Figure record extracts:
◇ ◇ ◇ ◇

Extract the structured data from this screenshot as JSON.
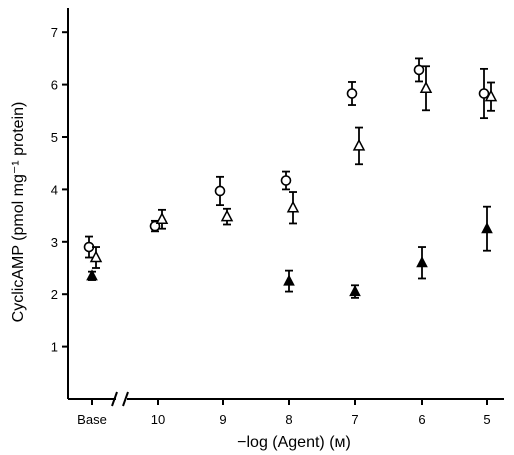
{
  "chart_data": {
    "type": "scatter",
    "title": "",
    "xlabel": "−log (Agent) (м)",
    "ylabel": "CyclicAMP (pmol mg⁻¹ protein)",
    "ylim": [
      0,
      7.5
    ],
    "yticks": [
      "1",
      "2",
      "3",
      "4",
      "5",
      "6",
      "7"
    ],
    "xcategories": [
      "Base",
      "10",
      "9",
      "8",
      "7",
      "6",
      "5"
    ],
    "axis_break": "between Base and 10",
    "series": [
      {
        "marker": "open-circle",
        "points": [
          {
            "x": "Base",
            "y": 2.9,
            "err": 0.2
          },
          {
            "x": "10",
            "y": 3.3,
            "err": 0.1
          },
          {
            "x": "9",
            "y": 3.97,
            "err": 0.27
          },
          {
            "x": "8",
            "y": 4.17,
            "err": 0.17
          },
          {
            "x": "7",
            "y": 5.83,
            "err": 0.22
          },
          {
            "x": "6",
            "y": 6.28,
            "err": 0.22
          },
          {
            "x": "5",
            "y": 5.83,
            "err": 0.47
          }
        ]
      },
      {
        "marker": "open-triangle",
        "points": [
          {
            "x": "Base",
            "y": 2.7,
            "err": 0.2
          },
          {
            "x": "10",
            "y": 3.43,
            "err": 0.18
          },
          {
            "x": "9",
            "y": 3.48,
            "err": 0.15
          },
          {
            "x": "8",
            "y": 3.65,
            "err": 0.3
          },
          {
            "x": "7",
            "y": 4.83,
            "err": 0.35
          },
          {
            "x": "6",
            "y": 5.93,
            "err": 0.42
          },
          {
            "x": "5",
            "y": 5.77,
            "err": 0.27
          }
        ]
      },
      {
        "marker": "filled-triangle",
        "points": [
          {
            "x": "Base",
            "y": 2.35,
            "err": 0.08
          },
          {
            "x": "8",
            "y": 2.25,
            "err": 0.2
          },
          {
            "x": "7",
            "y": 2.05,
            "err": 0.12
          },
          {
            "x": "6",
            "y": 2.6,
            "err": 0.3
          },
          {
            "x": "5",
            "y": 3.25,
            "err": 0.42
          }
        ]
      }
    ]
  }
}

◇ ◇ ◇ ◇

→ Task requirements:
Reprint every record exactly and skip the pictures.

→ Exercise solution:
Extract the structured data from this screenshot as JSON.
{
  "chart_data": {
    "type": "scatter",
    "title": "",
    "xlabel": "−log (Agent) (м)",
    "ylabel": "CyclicAMP (pmol mg⁻¹ protein)",
    "ylim": [
      0,
      7.5
    ],
    "yticks": [
      "1",
      "2",
      "3",
      "4",
      "5",
      "6",
      "7"
    ],
    "xcategories": [
      "Base",
      "10",
      "9",
      "8",
      "7",
      "6",
      "5"
    ],
    "axis_break": "between Base and 10",
    "series": [
      {
        "marker": "open-circle",
        "points": [
          {
            "x": "Base",
            "y": 2.9,
            "err": 0.2
          },
          {
            "x": "10",
            "y": 3.3,
            "err": 0.1
          },
          {
            "x": "9",
            "y": 3.97,
            "err": 0.27
          },
          {
            "x": "8",
            "y": 4.17,
            "err": 0.17
          },
          {
            "x": "7",
            "y": 5.83,
            "err": 0.22
          },
          {
            "x": "6",
            "y": 6.28,
            "err": 0.22
          },
          {
            "x": "5",
            "y": 5.83,
            "err": 0.47
          }
        ]
      },
      {
        "marker": "open-triangle",
        "points": [
          {
            "x": "Base",
            "y": 2.7,
            "err": 0.2
          },
          {
            "x": "10",
            "y": 3.43,
            "err": 0.18
          },
          {
            "x": "9",
            "y": 3.48,
            "err": 0.15
          },
          {
            "x": "8",
            "y": 3.65,
            "err": 0.3
          },
          {
            "x": "7",
            "y": 4.83,
            "err": 0.35
          },
          {
            "x": "6",
            "y": 5.93,
            "err": 0.42
          },
          {
            "x": "5",
            "y": 5.77,
            "err": 0.27
          }
        ]
      },
      {
        "marker": "filled-triangle",
        "points": [
          {
            "x": "Base",
            "y": 2.35,
            "err": 0.08
          },
          {
            "x": "8",
            "y": 2.25,
            "err": 0.2
          },
          {
            "x": "7",
            "y": 2.05,
            "err": 0.12
          },
          {
            "x": "6",
            "y": 2.6,
            "err": 0.3
          },
          {
            "x": "5",
            "y": 3.25,
            "err": 0.42
          }
        ]
      }
    ]
  }
}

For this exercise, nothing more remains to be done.